GIVEN INSTRUCTION
What follows is a set of records; restate each one word for word and drop the pictures.

Recorded data:
--- start ---
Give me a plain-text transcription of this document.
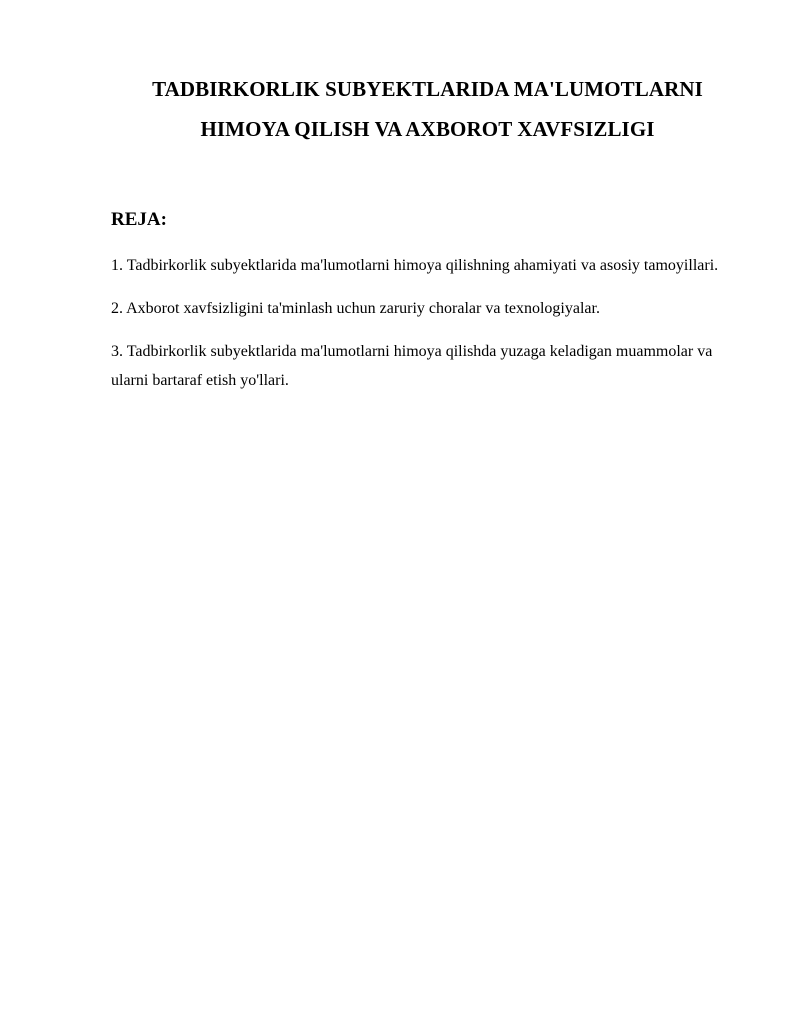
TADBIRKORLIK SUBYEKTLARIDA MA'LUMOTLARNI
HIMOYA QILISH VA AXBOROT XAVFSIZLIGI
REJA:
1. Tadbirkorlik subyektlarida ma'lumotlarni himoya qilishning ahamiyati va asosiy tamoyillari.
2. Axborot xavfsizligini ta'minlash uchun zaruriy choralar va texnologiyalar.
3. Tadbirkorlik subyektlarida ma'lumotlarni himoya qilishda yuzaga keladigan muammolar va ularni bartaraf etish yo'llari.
--- end ---
FINISHED EXERCISE
Give me a plain-text transcription of this document.
TADBIRKORLIK SUBYEKTLARIDA MA'LUMOTLARNI
HIMOYA QILISH VA AXBOROT XAVFSIZLIGI
REJA:
1. Tadbirkorlik subyektlarida ma'lumotlarni himoya qilishning ahamiyati va asosiy tamoyillari.
2. Axborot xavfsizligini ta'minlash uchun zaruriy choralar va texnologiyalar.
3. Tadbirkorlik subyektlarida ma'lumotlarni himoya qilishda yuzaga keladigan muammolar va ularni bartaraf etish yo'llari.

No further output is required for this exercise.